** BEGIN Rows **

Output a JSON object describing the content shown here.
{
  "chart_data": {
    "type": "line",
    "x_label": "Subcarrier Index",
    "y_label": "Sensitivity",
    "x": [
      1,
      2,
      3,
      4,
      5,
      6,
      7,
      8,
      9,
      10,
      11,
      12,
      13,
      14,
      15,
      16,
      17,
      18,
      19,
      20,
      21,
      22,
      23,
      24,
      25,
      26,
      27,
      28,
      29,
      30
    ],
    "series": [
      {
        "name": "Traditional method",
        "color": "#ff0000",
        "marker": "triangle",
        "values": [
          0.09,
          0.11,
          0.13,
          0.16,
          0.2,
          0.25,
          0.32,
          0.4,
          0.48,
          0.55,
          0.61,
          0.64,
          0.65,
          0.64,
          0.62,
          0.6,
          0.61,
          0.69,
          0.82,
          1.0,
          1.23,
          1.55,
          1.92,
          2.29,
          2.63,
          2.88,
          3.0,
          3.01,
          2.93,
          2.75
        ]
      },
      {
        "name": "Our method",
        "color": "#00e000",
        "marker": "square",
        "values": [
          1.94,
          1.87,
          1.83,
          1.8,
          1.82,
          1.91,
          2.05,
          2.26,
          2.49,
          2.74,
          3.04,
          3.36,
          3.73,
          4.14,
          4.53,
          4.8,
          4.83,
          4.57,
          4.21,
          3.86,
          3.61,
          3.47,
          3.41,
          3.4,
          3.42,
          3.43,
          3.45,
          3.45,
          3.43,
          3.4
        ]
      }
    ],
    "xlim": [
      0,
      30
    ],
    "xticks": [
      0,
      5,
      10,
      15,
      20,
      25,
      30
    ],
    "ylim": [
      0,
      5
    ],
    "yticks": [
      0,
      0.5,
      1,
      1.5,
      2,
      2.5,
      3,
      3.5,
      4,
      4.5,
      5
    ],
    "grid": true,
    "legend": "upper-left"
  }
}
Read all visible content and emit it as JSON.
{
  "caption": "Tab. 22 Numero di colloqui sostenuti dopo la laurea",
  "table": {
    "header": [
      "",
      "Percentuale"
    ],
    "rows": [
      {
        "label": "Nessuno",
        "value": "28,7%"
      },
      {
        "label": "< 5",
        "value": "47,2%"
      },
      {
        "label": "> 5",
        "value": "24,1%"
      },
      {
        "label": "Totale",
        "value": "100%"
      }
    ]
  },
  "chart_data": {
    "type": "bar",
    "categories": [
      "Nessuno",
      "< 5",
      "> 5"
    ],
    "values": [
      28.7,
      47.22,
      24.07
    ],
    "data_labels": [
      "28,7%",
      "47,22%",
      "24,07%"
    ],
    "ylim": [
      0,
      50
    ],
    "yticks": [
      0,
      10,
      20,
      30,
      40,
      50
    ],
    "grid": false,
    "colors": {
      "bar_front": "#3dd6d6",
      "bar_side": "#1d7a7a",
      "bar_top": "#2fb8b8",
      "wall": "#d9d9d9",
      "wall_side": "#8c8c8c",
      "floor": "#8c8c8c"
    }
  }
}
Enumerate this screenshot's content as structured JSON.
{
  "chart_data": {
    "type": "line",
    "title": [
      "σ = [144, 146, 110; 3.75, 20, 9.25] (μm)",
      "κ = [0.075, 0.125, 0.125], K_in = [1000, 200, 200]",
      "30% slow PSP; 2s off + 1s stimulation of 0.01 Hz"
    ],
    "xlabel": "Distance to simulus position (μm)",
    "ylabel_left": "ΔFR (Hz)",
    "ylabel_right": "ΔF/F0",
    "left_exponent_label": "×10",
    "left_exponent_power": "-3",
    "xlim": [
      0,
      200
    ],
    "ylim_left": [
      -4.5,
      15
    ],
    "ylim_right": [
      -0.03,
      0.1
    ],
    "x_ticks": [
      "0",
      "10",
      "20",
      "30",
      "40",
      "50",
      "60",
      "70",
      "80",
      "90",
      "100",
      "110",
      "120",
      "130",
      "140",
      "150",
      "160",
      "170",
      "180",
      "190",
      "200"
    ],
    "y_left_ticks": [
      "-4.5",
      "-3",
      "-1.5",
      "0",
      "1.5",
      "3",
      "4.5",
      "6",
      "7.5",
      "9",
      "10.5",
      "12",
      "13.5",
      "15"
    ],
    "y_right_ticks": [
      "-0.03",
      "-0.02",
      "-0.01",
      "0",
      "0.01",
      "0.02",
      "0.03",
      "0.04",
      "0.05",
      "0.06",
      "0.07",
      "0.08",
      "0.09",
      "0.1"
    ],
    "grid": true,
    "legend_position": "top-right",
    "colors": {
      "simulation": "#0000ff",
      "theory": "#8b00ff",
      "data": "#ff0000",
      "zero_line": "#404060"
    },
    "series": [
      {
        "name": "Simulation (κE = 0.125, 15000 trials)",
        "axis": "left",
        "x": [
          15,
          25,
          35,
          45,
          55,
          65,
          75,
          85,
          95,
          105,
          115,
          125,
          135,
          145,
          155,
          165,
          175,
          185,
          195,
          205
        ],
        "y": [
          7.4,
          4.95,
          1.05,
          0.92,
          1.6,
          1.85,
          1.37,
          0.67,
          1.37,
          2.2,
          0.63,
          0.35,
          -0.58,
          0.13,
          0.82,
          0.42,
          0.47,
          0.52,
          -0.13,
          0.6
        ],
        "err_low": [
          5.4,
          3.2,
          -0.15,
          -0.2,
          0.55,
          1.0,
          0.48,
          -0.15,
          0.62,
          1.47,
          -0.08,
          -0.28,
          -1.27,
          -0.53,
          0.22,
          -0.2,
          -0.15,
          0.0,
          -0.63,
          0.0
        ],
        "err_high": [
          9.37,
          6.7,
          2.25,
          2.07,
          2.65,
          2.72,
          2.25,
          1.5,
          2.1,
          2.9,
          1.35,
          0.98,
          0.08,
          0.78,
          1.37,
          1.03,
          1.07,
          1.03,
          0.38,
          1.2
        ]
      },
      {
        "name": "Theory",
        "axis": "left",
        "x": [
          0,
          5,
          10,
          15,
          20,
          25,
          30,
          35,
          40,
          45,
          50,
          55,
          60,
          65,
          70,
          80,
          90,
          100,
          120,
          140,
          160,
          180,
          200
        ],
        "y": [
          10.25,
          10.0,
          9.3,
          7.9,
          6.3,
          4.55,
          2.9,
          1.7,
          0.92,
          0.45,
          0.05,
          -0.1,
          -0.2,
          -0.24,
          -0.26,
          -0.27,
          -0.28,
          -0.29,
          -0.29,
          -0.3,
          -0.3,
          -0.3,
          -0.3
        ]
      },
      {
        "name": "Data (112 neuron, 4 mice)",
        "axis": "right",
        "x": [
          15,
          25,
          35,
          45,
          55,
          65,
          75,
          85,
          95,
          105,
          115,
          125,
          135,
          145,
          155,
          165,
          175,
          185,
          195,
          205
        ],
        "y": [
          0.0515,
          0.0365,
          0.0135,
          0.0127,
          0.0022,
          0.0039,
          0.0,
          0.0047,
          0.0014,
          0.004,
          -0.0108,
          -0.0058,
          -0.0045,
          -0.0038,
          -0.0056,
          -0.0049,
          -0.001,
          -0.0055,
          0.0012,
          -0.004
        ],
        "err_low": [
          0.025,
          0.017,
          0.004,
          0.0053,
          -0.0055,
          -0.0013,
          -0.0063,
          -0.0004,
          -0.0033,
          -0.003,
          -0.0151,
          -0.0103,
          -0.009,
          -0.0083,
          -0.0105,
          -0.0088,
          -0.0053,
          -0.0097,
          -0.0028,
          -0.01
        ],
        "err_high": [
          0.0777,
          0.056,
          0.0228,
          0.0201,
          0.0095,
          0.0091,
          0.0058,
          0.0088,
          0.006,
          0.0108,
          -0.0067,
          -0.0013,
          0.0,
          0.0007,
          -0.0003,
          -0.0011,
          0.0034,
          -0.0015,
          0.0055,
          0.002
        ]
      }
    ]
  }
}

** END Rows **

* Task directions *
Please reproduce every line of the material word for word.

* The response *
Output a JSON object describing the content shown here.
{
  "chart_data": {
    "type": "line",
    "x_label": "Subcarrier Index",
    "y_label": "Sensitivity",
    "x": [
      1,
      2,
      3,
      4,
      5,
      6,
      7,
      8,
      9,
      10,
      11,
      12,
      13,
      14,
      15,
      16,
      17,
      18,
      19,
      20,
      21,
      22,
      23,
      24,
      25,
      26,
      27,
      28,
      29,
      30
    ],
    "series": [
      {
        "name": "Traditional method",
        "color": "#ff0000",
        "marker": "triangle",
        "values": [
          0.09,
          0.11,
          0.13,
          0.16,
          0.2,
          0.25,
          0.32,
          0.4,
          0.48,
          0.55,
          0.61,
          0.64,
          0.65,
          0.64,
          0.62,
          0.6,
          0.61,
          0.69,
          0.82,
          1.0,
          1.23,
          1.55,
          1.92,
          2.29,
          2.63,
          2.88,
          3.0,
          3.01,
          2.93,
          2.75
        ]
      },
      {
        "name": "Our method",
        "color": "#00e000",
        "marker": "square",
        "values": [
          1.94,
          1.87,
          1.83,
          1.8,
          1.82,
          1.91,
          2.05,
          2.26,
          2.49,
          2.74,
          3.04,
          3.36,
          3.73,
          4.14,
          4.53,
          4.8,
          4.83,
          4.57,
          4.21,
          3.86,
          3.61,
          3.47,
          3.41,
          3.4,
          3.42,
          3.43,
          3.45,
          3.45,
          3.43,
          3.4
        ]
      }
    ],
    "xlim": [
      0,
      30
    ],
    "xticks": [
      0,
      5,
      10,
      15,
      20,
      25,
      30
    ],
    "ylim": [
      0,
      5
    ],
    "yticks": [
      0,
      0.5,
      1,
      1.5,
      2,
      2.5,
      3,
      3.5,
      4,
      4.5,
      5
    ],
    "grid": true,
    "legend": "upper-left"
  }
}
Read all visible content and emit it as JSON.
{
  "caption": "Tab. 22 Numero di colloqui sostenuti dopo la laurea",
  "table": {
    "header": [
      "",
      "Percentuale"
    ],
    "rows": [
      {
        "label": "Nessuno",
        "value": "28,7%"
      },
      {
        "label": "< 5",
        "value": "47,2%"
      },
      {
        "label": "> 5",
        "value": "24,1%"
      },
      {
        "label": "Totale",
        "value": "100%"
      }
    ]
  },
  "chart_data": {
    "type": "bar",
    "categories": [
      "Nessuno",
      "< 5",
      "> 5"
    ],
    "values": [
      28.7,
      47.22,
      24.07
    ],
    "data_labels": [
      "28,7%",
      "47,22%",
      "24,07%"
    ],
    "ylim": [
      0,
      50
    ],
    "yticks": [
      0,
      10,
      20,
      30,
      40,
      50
    ],
    "grid": false,
    "colors": {
      "bar_front": "#3dd6d6",
      "bar_side": "#1d7a7a",
      "bar_top": "#2fb8b8",
      "wall": "#d9d9d9",
      "wall_side": "#8c8c8c",
      "floor": "#8c8c8c"
    }
  }
}
Enumerate this screenshot's content as structured JSON.
{
  "chart_data": {
    "type": "line",
    "title": [
      "σ = [144, 146, 110; 3.75, 20, 9.25] (μm)",
      "κ = [0.075, 0.125, 0.125], K_in = [1000, 200, 200]",
      "30% slow PSP; 2s off + 1s stimulation of 0.01 Hz"
    ],
    "xlabel": "Distance to simulus position (μm)",
    "ylabel_left": "ΔFR (Hz)",
    "ylabel_right": "ΔF/F0",
    "left_exponent_label": "×10",
    "left_exponent_power": "-3",
    "xlim": [
      0,
      200
    ],
    "ylim_left": [
      -4.5,
      15
    ],
    "ylim_right": [
      -0.03,
      0.1
    ],
    "x_ticks": [
      "0",
      "10",
      "20",
      "30",
      "40",
      "50",
      "60",
      "70",
      "80",
      "90",
      "100",
      "110",
      "120",
      "130",
      "140",
      "150",
      "160",
      "170",
      "180",
      "190",
      "200"
    ],
    "y_left_ticks": [
      "-4.5",
      "-3",
      "-1.5",
      "0",
      "1.5",
      "3",
      "4.5",
      "6",
      "7.5",
      "9",
      "10.5",
      "12",
      "13.5",
      "15"
    ],
    "y_right_ticks": [
      "-0.03",
      "-0.02",
      "-0.01",
      "0",
      "0.01",
      "0.02",
      "0.03",
      "0.04",
      "0.05",
      "0.06",
      "0.07",
      "0.08",
      "0.09",
      "0.1"
    ],
    "grid": true,
    "legend_position": "top-right",
    "colors": {
      "simulation": "#0000ff",
      "theory": "#8b00ff",
      "data": "#ff0000",
      "zero_line": "#404060"
    },
    "series": [
      {
        "name": "Simulation (κE = 0.125, 15000 trials)",
        "axis": "left",
        "x": [
          15,
          25,
          35,
          45,
          55,
          65,
          75,
          85,
          95,
          105,
          115,
          125,
          135,
          145,
          155,
          165,
          175,
          185,
          195,
          205
        ],
        "y": [
          7.4,
          4.95,
          1.05,
          0.92,
          1.6,
          1.85,
          1.37,
          0.67,
          1.37,
          2.2,
          0.63,
          0.35,
          -0.58,
          0.13,
          0.82,
          0.42,
          0.47,
          0.52,
          -0.13,
          0.6
        ],
        "err_low": [
          5.4,
          3.2,
          -0.15,
          -0.2,
          0.55,
          1.0,
          0.48,
          -0.15,
          0.62,
          1.47,
          -0.08,
          -0.28,
          -1.27,
          -0.53,
          0.22,
          -0.2,
          -0.15,
          0.0,
          -0.63,
          0.0
        ],
        "err_high": [
          9.37,
          6.7,
          2.25,
          2.07,
          2.65,
          2.72,
          2.25,
          1.5,
          2.1,
          2.9,
          1.35,
          0.98,
          0.08,
          0.78,
          1.37,
          1.03,
          1.07,
          1.03,
          0.38,
          1.2
        ]
      },
      {
        "name": "Theory",
        "axis": "left",
        "x": [
          0,
          5,
          10,
          15,
          20,
          25,
          30,
          35,
          40,
          45,
          50,
          55,
          60,
          65,
          70,
          80,
          90,
          100,
          120,
          140,
          160,
          180,
          200
        ],
        "y": [
          10.25,
          10.0,
          9.3,
          7.9,
          6.3,
          4.55,
          2.9,
          1.7,
          0.92,
          0.45,
          0.05,
          -0.1,
          -0.2,
          -0.24,
          -0.26,
          -0.27,
          -0.28,
          -0.29,
          -0.29,
          -0.3,
          -0.3,
          -0.3,
          -0.3
        ]
      },
      {
        "name": "Data (112 neuron, 4 mice)",
        "axis": "right",
        "x": [
          15,
          25,
          35,
          45,
          55,
          65,
          75,
          85,
          95,
          105,
          115,
          125,
          135,
          145,
          155,
          165,
          175,
          185,
          195,
          205
        ],
        "y": [
          0.0515,
          0.0365,
          0.0135,
          0.0127,
          0.0022,
          0.0039,
          0.0,
          0.0047,
          0.0014,
          0.004,
          -0.0108,
          -0.0058,
          -0.0045,
          -0.0038,
          -0.0056,
          -0.0049,
          -0.001,
          -0.0055,
          0.0012,
          -0.004
        ],
        "err_low": [
          0.025,
          0.017,
          0.004,
          0.0053,
          -0.0055,
          -0.0013,
          -0.0063,
          -0.0004,
          -0.0033,
          -0.003,
          -0.0151,
          -0.0103,
          -0.009,
          -0.0083,
          -0.0105,
          -0.0088,
          -0.0053,
          -0.0097,
          -0.0028,
          -0.01
        ],
        "err_high": [
          0.0777,
          0.056,
          0.0228,
          0.0201,
          0.0095,
          0.0091,
          0.0058,
          0.0088,
          0.006,
          0.0108,
          -0.0067,
          -0.0013,
          0.0,
          0.0007,
          -0.0003,
          -0.0011,
          0.0034,
          -0.0015,
          0.0055,
          0.002
        ]
      }
    ]
  }
}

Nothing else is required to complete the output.